**EXERCISE REQUIREMENTS:** Please retype the records below exactly, leaving out any pictures.

(Stored items from a collection)
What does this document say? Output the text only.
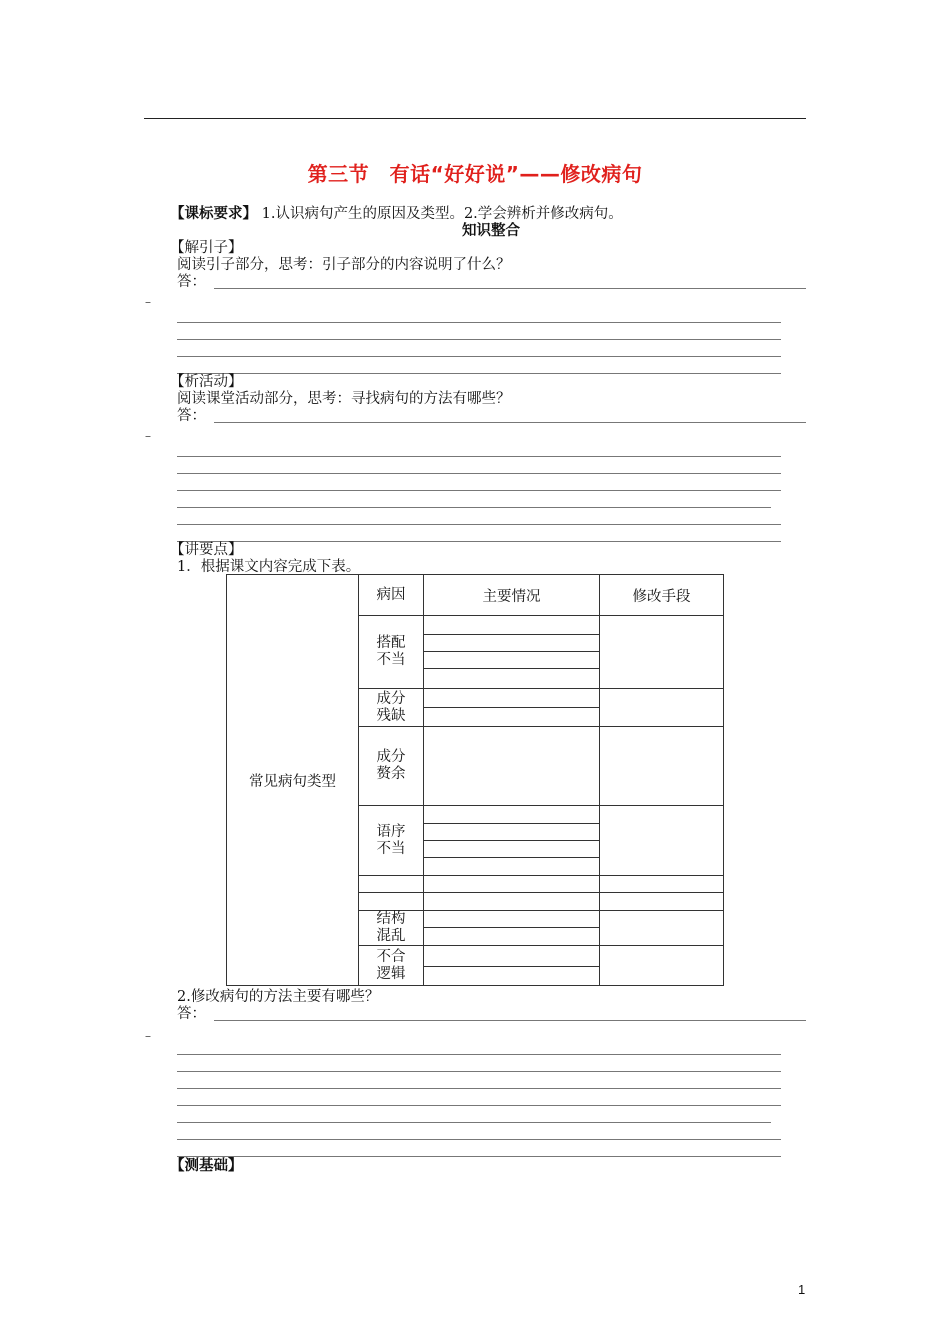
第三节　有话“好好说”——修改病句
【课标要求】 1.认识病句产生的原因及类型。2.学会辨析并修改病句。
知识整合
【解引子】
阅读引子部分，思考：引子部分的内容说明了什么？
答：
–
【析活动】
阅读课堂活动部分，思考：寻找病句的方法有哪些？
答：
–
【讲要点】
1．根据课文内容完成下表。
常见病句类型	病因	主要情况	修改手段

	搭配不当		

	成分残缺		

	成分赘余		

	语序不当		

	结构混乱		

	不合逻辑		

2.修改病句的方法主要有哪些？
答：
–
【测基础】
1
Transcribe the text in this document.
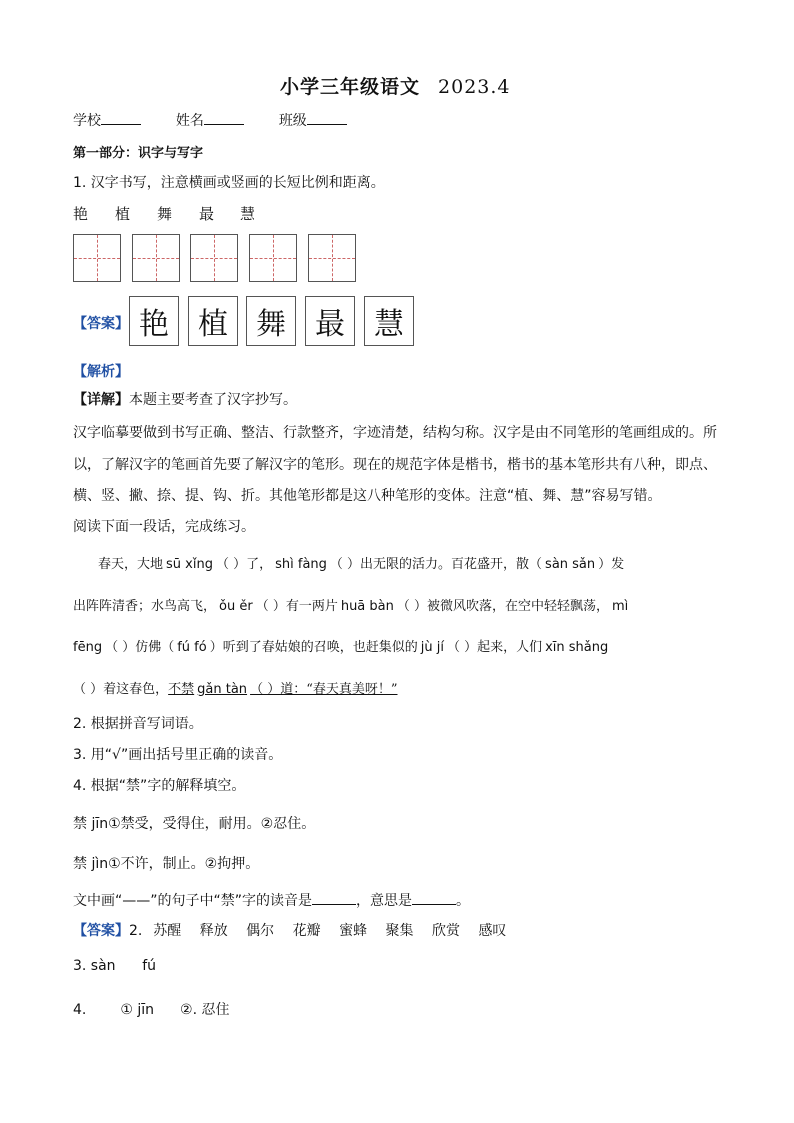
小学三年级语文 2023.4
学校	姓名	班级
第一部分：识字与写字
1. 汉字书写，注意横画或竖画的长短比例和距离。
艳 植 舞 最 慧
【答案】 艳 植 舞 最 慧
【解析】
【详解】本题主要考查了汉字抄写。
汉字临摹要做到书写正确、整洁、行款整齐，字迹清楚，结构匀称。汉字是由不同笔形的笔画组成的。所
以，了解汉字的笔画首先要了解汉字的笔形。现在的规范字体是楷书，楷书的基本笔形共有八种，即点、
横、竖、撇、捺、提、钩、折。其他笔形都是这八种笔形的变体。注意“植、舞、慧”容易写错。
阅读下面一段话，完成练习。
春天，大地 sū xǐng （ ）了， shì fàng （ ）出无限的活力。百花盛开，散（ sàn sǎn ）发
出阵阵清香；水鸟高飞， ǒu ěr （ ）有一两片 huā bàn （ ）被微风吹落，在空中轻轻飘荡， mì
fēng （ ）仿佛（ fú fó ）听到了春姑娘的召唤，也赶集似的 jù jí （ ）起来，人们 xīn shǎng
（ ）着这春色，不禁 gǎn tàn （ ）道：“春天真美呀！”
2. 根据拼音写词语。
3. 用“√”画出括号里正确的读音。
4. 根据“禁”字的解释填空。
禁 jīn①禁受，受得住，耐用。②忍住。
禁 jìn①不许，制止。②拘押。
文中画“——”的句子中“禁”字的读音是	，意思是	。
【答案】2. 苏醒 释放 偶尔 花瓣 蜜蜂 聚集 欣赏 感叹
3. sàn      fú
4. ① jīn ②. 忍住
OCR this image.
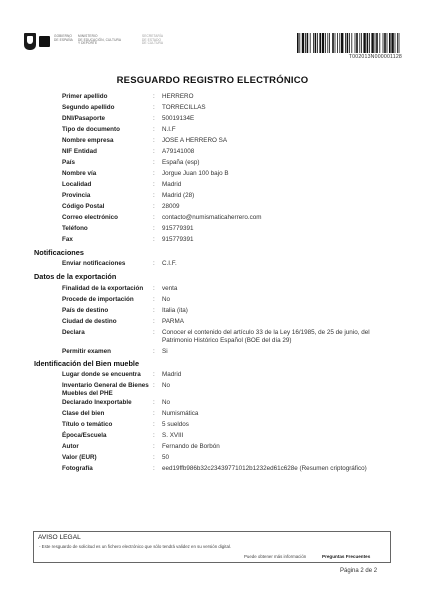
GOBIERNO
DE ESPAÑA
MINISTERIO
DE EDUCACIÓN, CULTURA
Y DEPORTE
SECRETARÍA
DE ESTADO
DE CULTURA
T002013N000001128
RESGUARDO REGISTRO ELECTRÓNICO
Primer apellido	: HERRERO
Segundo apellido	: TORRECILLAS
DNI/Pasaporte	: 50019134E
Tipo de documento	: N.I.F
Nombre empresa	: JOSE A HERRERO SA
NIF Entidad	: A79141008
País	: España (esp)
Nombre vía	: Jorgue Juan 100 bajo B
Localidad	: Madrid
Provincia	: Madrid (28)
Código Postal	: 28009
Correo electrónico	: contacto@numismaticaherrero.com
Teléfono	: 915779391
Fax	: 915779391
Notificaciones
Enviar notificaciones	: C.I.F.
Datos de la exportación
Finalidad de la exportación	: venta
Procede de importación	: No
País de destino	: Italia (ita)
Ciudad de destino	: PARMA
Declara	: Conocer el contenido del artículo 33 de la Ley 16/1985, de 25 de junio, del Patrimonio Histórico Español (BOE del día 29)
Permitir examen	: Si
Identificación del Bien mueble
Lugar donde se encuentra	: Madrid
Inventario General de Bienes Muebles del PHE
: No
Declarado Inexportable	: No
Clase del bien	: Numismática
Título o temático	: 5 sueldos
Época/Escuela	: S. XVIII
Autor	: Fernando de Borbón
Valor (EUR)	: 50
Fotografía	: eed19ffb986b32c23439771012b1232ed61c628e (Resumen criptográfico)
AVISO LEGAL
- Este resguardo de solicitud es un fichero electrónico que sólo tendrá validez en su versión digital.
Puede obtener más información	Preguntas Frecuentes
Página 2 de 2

**SOLUTION FOR THIS PROBLEM:**
What does this document say? Output the text only.
第三节　有话“好好说”——修改病句
【课标要求】 1.认识病句产生的原因及类型。2.学会辨析并修改病句。
知识整合
【解引子】
阅读引子部分，思考：引子部分的内容说明了什么？
答：
–
【析活动】
阅读课堂活动部分，思考：寻找病句的方法有哪些？
答：
–
【讲要点】
1．根据课文内容完成下表。
常见病句类型	病因	主要情况	修改手段

	搭配不当		

	成分残缺		

	成分赘余		

	语序不当		

	结构混乱		

	不合逻辑		

2.修改病句的方法主要有哪些？
答：
–
【测基础】
1
Transcribe the text in this document.
小学三年级语文 2023.4
学校	姓名	班级
第一部分：识字与写字
1. 汉字书写，注意横画或竖画的长短比例和距离。
艳 植 舞 最 慧
【答案】 艳 植 舞 最 慧
【解析】
【详解】本题主要考查了汉字抄写。
汉字临摹要做到书写正确、整洁、行款整齐，字迹清楚，结构匀称。汉字是由不同笔形的笔画组成的。所
以，了解汉字的笔画首先要了解汉字的笔形。现在的规范字体是楷书，楷书的基本笔形共有八种，即点、
横、竖、撇、捺、提、钩、折。其他笔形都是这八种笔形的变体。注意“植、舞、慧”容易写错。
阅读下面一段话，完成练习。
春天，大地 sū xǐng （ ）了， shì fàng （ ）出无限的活力。百花盛开，散（ sàn sǎn ）发
出阵阵清香；水鸟高飞， ǒu ěr （ ）有一两片 huā bàn （ ）被微风吹落，在空中轻轻飘荡， mì
fēng （ ）仿佛（ fú fó ）听到了春姑娘的召唤，也赶集似的 jù jí （ ）起来，人们 xīn shǎng
（ ）着这春色，不禁 gǎn tàn （ ）道：“春天真美呀！”
2. 根据拼音写词语。
3. 用“√”画出括号里正确的读音。
4. 根据“禁”字的解释填空。
禁 jīn①禁受，受得住，耐用。②忍住。
禁 jìn①不许，制止。②拘押。
文中画“——”的句子中“禁”字的读音是	，意思是	。
【答案】2. 苏醒 释放 偶尔 花瓣 蜜蜂 聚集 欣赏 感叹
3. sàn      fú
4. ① jīn ②. 忍住
OCR this image.
GOBIERNO
DE ESPAÑA
MINISTERIO
DE EDUCACIÓN, CULTURA
Y DEPORTE
SECRETARÍA
DE ESTADO
DE CULTURA
T002013N000001128
RESGUARDO REGISTRO ELECTRÓNICO
Primer apellido	: HERRERO
Segundo apellido	: TORRECILLAS
DNI/Pasaporte	: 50019134E
Tipo de documento	: N.I.F
Nombre empresa	: JOSE A HERRERO SA
NIF Entidad	: A79141008
País	: España (esp)
Nombre vía	: Jorgue Juan 100 bajo B
Localidad	: Madrid
Provincia	: Madrid (28)
Código Postal	: 28009
Correo electrónico	: contacto@numismaticaherrero.com
Teléfono	: 915779391
Fax	: 915779391
Notificaciones
Enviar notificaciones	: C.I.F.
Datos de la exportación
Finalidad de la exportación	: venta
Procede de importación	: No
País de destino	: Italia (ita)
Ciudad de destino	: PARMA
Declara	: Conocer el contenido del artículo 33 de la Ley 16/1985, de 25 de junio, del Patrimonio Histórico Español (BOE del día 29)
Permitir examen	: Si
Identificación del Bien mueble
Lugar donde se encuentra	: Madrid
Inventario General de Bienes Muebles del PHE
: No
Declarado Inexportable	: No
Clase del bien	: Numismática
Título o temático	: 5 sueldos
Época/Escuela	: S. XVIII
Autor	: Fernando de Borbón
Valor (EUR)	: 50
Fotografía	: eed19ffb986b32c23439771012b1232ed61c628e (Resumen criptográfico)
AVISO LEGAL
- Este resguardo de solicitud es un fichero electrónico que sólo tendrá validez en su versión digital.
Puede obtener más información	Preguntas Frecuentes
Página 2 de 2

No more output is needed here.